> [Goal]: Transcribe the records that follow, preserving every word.

Start of Supplied information

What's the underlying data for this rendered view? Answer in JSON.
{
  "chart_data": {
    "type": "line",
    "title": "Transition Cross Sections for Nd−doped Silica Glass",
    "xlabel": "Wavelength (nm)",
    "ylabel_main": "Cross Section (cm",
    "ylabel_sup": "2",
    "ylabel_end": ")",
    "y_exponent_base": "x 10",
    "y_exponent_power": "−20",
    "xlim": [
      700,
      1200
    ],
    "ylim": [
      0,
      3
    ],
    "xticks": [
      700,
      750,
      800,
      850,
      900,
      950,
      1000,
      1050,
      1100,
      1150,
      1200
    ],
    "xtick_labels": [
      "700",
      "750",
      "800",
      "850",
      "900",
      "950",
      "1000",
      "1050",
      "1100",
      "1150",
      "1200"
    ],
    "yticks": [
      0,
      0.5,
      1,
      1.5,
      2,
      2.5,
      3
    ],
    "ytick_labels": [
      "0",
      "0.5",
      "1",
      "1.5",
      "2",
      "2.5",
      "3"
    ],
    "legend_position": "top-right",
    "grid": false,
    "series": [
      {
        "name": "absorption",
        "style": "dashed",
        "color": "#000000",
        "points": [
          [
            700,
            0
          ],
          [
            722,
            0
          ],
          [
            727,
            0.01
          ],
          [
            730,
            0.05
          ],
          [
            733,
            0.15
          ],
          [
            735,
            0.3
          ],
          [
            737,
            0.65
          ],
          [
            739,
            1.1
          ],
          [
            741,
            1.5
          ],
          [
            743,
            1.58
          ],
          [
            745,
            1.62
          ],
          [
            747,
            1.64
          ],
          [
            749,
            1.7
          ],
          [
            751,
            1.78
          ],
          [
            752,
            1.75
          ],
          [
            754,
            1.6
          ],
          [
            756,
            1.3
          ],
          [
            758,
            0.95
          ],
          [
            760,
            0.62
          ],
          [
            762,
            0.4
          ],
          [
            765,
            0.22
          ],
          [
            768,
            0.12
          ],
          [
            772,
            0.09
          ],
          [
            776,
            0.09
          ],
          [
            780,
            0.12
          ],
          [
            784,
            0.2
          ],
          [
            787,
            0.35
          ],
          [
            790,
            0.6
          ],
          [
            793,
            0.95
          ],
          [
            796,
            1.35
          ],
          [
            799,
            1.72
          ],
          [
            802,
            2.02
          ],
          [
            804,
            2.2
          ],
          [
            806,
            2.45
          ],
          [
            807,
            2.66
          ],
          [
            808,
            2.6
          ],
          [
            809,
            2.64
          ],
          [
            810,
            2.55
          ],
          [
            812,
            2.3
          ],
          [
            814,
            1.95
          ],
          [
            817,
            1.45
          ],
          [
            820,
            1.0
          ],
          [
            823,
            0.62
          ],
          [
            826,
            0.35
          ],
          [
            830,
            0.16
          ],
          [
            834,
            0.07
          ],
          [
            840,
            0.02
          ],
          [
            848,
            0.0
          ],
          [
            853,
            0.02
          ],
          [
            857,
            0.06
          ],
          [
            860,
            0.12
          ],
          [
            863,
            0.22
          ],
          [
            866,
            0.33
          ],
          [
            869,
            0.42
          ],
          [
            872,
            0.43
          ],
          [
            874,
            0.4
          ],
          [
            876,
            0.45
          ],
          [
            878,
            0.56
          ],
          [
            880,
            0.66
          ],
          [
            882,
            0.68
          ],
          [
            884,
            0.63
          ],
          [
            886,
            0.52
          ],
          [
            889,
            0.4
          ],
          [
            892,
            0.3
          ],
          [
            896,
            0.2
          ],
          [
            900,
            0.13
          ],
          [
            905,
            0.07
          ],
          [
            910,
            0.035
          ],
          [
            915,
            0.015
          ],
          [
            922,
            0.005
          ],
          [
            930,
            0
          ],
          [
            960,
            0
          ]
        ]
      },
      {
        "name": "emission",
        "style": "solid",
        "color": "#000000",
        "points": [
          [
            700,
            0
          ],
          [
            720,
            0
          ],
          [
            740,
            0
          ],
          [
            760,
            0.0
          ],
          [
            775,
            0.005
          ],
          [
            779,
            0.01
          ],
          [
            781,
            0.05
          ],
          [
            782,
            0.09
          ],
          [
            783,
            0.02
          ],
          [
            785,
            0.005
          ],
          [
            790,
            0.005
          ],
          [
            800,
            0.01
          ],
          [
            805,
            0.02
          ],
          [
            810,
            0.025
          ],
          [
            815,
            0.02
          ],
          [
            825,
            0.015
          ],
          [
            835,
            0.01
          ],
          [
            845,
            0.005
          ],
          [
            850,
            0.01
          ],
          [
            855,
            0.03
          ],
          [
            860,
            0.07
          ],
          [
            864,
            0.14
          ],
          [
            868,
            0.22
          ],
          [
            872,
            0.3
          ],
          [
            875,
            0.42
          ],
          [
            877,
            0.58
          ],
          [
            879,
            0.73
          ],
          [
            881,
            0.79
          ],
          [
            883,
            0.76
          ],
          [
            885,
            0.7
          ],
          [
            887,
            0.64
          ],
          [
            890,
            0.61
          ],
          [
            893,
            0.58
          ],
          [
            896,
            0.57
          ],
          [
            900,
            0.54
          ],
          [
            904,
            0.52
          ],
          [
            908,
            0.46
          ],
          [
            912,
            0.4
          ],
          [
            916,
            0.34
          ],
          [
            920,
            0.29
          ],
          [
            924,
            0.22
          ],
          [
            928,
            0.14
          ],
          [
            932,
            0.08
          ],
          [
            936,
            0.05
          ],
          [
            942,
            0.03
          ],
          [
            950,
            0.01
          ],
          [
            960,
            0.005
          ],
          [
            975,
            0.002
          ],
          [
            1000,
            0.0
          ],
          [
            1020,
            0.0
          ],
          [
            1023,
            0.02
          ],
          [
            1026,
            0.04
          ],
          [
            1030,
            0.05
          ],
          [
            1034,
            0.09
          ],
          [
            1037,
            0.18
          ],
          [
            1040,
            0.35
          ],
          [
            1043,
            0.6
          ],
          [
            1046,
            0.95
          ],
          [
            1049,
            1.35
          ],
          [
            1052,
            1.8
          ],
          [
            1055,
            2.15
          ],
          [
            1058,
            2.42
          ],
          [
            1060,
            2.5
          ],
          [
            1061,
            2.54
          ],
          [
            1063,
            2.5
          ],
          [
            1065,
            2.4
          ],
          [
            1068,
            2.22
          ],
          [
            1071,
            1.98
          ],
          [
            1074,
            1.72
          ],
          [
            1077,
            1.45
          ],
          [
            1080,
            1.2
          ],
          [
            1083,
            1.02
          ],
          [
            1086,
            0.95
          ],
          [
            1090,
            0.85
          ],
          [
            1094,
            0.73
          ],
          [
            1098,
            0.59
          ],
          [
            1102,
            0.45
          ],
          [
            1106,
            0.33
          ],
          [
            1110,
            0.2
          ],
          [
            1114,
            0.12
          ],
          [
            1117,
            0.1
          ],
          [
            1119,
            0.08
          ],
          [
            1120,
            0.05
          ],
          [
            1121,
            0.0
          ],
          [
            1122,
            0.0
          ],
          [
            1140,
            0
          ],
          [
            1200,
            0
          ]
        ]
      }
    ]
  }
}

End of Supplied information

> [The reply]:
What's the underlying data for this rendered view? Answer in JSON.
{
  "chart_data": {
    "type": "line",
    "title": "Transition Cross Sections for Nd−doped Silica Glass",
    "xlabel": "Wavelength (nm)",
    "ylabel_main": "Cross Section (cm",
    "ylabel_sup": "2",
    "ylabel_end": ")",
    "y_exponent_base": "x 10",
    "y_exponent_power": "−20",
    "xlim": [
      700,
      1200
    ],
    "ylim": [
      0,
      3
    ],
    "xticks": [
      700,
      750,
      800,
      850,
      900,
      950,
      1000,
      1050,
      1100,
      1150,
      1200
    ],
    "xtick_labels": [
      "700",
      "750",
      "800",
      "850",
      "900",
      "950",
      "1000",
      "1050",
      "1100",
      "1150",
      "1200"
    ],
    "yticks": [
      0,
      0.5,
      1,
      1.5,
      2,
      2.5,
      3
    ],
    "ytick_labels": [
      "0",
      "0.5",
      "1",
      "1.5",
      "2",
      "2.5",
      "3"
    ],
    "legend_position": "top-right",
    "grid": false,
    "series": [
      {
        "name": "absorption",
        "style": "dashed",
        "color": "#000000",
        "points": [
          [
            700,
            0
          ],
          [
            722,
            0
          ],
          [
            727,
            0.01
          ],
          [
            730,
            0.05
          ],
          [
            733,
            0.15
          ],
          [
            735,
            0.3
          ],
          [
            737,
            0.65
          ],
          [
            739,
            1.1
          ],
          [
            741,
            1.5
          ],
          [
            743,
            1.58
          ],
          [
            745,
            1.62
          ],
          [
            747,
            1.64
          ],
          [
            749,
            1.7
          ],
          [
            751,
            1.78
          ],
          [
            752,
            1.75
          ],
          [
            754,
            1.6
          ],
          [
            756,
            1.3
          ],
          [
            758,
            0.95
          ],
          [
            760,
            0.62
          ],
          [
            762,
            0.4
          ],
          [
            765,
            0.22
          ],
          [
            768,
            0.12
          ],
          [
            772,
            0.09
          ],
          [
            776,
            0.09
          ],
          [
            780,
            0.12
          ],
          [
            784,
            0.2
          ],
          [
            787,
            0.35
          ],
          [
            790,
            0.6
          ],
          [
            793,
            0.95
          ],
          [
            796,
            1.35
          ],
          [
            799,
            1.72
          ],
          [
            802,
            2.02
          ],
          [
            804,
            2.2
          ],
          [
            806,
            2.45
          ],
          [
            807,
            2.66
          ],
          [
            808,
            2.6
          ],
          [
            809,
            2.64
          ],
          [
            810,
            2.55
          ],
          [
            812,
            2.3
          ],
          [
            814,
            1.95
          ],
          [
            817,
            1.45
          ],
          [
            820,
            1.0
          ],
          [
            823,
            0.62
          ],
          [
            826,
            0.35
          ],
          [
            830,
            0.16
          ],
          [
            834,
            0.07
          ],
          [
            840,
            0.02
          ],
          [
            848,
            0.0
          ],
          [
            853,
            0.02
          ],
          [
            857,
            0.06
          ],
          [
            860,
            0.12
          ],
          [
            863,
            0.22
          ],
          [
            866,
            0.33
          ],
          [
            869,
            0.42
          ],
          [
            872,
            0.43
          ],
          [
            874,
            0.4
          ],
          [
            876,
            0.45
          ],
          [
            878,
            0.56
          ],
          [
            880,
            0.66
          ],
          [
            882,
            0.68
          ],
          [
            884,
            0.63
          ],
          [
            886,
            0.52
          ],
          [
            889,
            0.4
          ],
          [
            892,
            0.3
          ],
          [
            896,
            0.2
          ],
          [
            900,
            0.13
          ],
          [
            905,
            0.07
          ],
          [
            910,
            0.035
          ],
          [
            915,
            0.015
          ],
          [
            922,
            0.005
          ],
          [
            930,
            0
          ],
          [
            960,
            0
          ]
        ]
      },
      {
        "name": "emission",
        "style": "solid",
        "color": "#000000",
        "points": [
          [
            700,
            0
          ],
          [
            720,
            0
          ],
          [
            740,
            0
          ],
          [
            760,
            0.0
          ],
          [
            775,
            0.005
          ],
          [
            779,
            0.01
          ],
          [
            781,
            0.05
          ],
          [
            782,
            0.09
          ],
          [
            783,
            0.02
          ],
          [
            785,
            0.005
          ],
          [
            790,
            0.005
          ],
          [
            800,
            0.01
          ],
          [
            805,
            0.02
          ],
          [
            810,
            0.025
          ],
          [
            815,
            0.02
          ],
          [
            825,
            0.015
          ],
          [
            835,
            0.01
          ],
          [
            845,
            0.005
          ],
          [
            850,
            0.01
          ],
          [
            855,
            0.03
          ],
          [
            860,
            0.07
          ],
          [
            864,
            0.14
          ],
          [
            868,
            0.22
          ],
          [
            872,
            0.3
          ],
          [
            875,
            0.42
          ],
          [
            877,
            0.58
          ],
          [
            879,
            0.73
          ],
          [
            881,
            0.79
          ],
          [
            883,
            0.76
          ],
          [
            885,
            0.7
          ],
          [
            887,
            0.64
          ],
          [
            890,
            0.61
          ],
          [
            893,
            0.58
          ],
          [
            896,
            0.57
          ],
          [
            900,
            0.54
          ],
          [
            904,
            0.52
          ],
          [
            908,
            0.46
          ],
          [
            912,
            0.4
          ],
          [
            916,
            0.34
          ],
          [
            920,
            0.29
          ],
          [
            924,
            0.22
          ],
          [
            928,
            0.14
          ],
          [
            932,
            0.08
          ],
          [
            936,
            0.05
          ],
          [
            942,
            0.03
          ],
          [
            950,
            0.01
          ],
          [
            960,
            0.005
          ],
          [
            975,
            0.002
          ],
          [
            1000,
            0.0
          ],
          [
            1020,
            0.0
          ],
          [
            1023,
            0.02
          ],
          [
            1026,
            0.04
          ],
          [
            1030,
            0.05
          ],
          [
            1034,
            0.09
          ],
          [
            1037,
            0.18
          ],
          [
            1040,
            0.35
          ],
          [
            1043,
            0.6
          ],
          [
            1046,
            0.95
          ],
          [
            1049,
            1.35
          ],
          [
            1052,
            1.8
          ],
          [
            1055,
            2.15
          ],
          [
            1058,
            2.42
          ],
          [
            1060,
            2.5
          ],
          [
            1061,
            2.54
          ],
          [
            1063,
            2.5
          ],
          [
            1065,
            2.4
          ],
          [
            1068,
            2.22
          ],
          [
            1071,
            1.98
          ],
          [
            1074,
            1.72
          ],
          [
            1077,
            1.45
          ],
          [
            1080,
            1.2
          ],
          [
            1083,
            1.02
          ],
          [
            1086,
            0.95
          ],
          [
            1090,
            0.85
          ],
          [
            1094,
            0.73
          ],
          [
            1098,
            0.59
          ],
          [
            1102,
            0.45
          ],
          [
            1106,
            0.33
          ],
          [
            1110,
            0.2
          ],
          [
            1114,
            0.12
          ],
          [
            1117,
            0.1
          ],
          [
            1119,
            0.08
          ],
          [
            1120,
            0.05
          ],
          [
            1121,
            0.0
          ],
          [
            1122,
            0.0
          ],
          [
            1140,
            0
          ],
          [
            1200,
            0
          ]
        ]
      }
    ]
  }
}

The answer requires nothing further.